** BEGIN **
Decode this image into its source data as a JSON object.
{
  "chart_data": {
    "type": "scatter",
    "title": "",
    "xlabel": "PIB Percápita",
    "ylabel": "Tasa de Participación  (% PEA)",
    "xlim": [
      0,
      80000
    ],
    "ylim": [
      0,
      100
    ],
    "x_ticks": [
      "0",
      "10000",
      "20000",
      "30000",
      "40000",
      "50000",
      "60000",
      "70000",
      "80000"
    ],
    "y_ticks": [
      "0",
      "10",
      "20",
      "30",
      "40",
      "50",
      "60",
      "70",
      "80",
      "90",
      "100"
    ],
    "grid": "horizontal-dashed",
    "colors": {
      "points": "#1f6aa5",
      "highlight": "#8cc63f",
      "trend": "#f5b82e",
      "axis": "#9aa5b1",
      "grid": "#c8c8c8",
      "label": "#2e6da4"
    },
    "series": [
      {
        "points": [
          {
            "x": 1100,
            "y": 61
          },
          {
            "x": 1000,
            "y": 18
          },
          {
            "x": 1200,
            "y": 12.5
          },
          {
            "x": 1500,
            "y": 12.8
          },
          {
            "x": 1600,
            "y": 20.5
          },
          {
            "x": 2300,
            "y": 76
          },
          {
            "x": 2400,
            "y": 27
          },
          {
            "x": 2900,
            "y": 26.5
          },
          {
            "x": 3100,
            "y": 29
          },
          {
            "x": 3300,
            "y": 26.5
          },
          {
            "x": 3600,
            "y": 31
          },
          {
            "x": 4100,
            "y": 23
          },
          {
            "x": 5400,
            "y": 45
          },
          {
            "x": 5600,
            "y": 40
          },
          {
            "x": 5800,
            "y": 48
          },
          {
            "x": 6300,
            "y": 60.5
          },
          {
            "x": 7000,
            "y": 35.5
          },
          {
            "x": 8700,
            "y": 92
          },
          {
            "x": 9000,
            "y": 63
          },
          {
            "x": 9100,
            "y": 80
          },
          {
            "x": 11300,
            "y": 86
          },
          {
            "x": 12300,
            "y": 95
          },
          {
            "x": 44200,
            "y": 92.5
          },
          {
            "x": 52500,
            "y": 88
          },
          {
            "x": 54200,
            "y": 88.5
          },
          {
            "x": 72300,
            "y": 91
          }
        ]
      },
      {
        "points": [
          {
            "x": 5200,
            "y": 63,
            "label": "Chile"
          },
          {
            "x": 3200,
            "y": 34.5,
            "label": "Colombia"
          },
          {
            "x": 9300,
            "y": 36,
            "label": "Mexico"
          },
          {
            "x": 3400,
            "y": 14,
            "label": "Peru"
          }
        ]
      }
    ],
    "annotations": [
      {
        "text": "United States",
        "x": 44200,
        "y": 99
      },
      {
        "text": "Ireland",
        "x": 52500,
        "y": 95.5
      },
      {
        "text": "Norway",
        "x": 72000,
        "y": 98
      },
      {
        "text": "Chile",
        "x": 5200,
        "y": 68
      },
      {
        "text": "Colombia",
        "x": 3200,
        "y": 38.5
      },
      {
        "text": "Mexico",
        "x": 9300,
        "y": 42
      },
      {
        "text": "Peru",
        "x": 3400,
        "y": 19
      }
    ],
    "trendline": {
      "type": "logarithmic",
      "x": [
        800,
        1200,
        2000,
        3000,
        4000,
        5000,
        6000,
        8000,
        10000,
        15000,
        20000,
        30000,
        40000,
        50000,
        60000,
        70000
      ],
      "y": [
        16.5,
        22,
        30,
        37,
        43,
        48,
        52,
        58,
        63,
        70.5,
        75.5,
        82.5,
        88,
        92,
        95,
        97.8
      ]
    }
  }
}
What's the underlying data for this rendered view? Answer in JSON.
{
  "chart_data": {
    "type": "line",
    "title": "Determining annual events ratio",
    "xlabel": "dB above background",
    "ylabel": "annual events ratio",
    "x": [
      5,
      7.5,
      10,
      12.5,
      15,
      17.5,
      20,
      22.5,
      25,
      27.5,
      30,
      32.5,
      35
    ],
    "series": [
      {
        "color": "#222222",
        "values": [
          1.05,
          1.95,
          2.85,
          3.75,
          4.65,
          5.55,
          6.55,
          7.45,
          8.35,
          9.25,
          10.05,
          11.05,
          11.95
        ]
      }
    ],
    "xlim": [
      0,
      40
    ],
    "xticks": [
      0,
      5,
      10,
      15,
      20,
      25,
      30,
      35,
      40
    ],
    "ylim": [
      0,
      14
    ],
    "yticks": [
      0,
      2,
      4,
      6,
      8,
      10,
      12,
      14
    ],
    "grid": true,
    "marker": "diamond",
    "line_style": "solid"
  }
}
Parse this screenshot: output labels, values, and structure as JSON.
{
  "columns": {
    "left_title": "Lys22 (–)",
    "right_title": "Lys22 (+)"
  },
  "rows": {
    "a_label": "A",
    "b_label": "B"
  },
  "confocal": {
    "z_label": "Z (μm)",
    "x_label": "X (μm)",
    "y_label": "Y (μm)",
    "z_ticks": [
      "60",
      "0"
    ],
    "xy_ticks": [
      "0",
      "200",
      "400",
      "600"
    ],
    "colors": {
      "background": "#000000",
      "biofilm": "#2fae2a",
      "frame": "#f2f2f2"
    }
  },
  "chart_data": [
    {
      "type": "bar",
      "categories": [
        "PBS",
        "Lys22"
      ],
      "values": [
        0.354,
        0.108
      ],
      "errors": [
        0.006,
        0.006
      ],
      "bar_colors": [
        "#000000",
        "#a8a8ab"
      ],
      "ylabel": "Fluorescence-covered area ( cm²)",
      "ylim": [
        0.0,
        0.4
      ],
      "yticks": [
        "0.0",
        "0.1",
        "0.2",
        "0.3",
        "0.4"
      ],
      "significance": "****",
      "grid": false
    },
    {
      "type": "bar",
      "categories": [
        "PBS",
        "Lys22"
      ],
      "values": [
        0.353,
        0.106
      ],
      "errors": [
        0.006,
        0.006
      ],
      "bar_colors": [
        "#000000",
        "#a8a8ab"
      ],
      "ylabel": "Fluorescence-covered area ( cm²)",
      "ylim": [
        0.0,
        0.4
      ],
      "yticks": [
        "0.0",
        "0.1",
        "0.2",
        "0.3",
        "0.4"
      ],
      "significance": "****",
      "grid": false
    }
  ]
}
** END **
Search the lines above for the string "ratio" and copy each line that has it.

    "title": "Determining annual events ratio",
    "ylabel": "annual events ratio",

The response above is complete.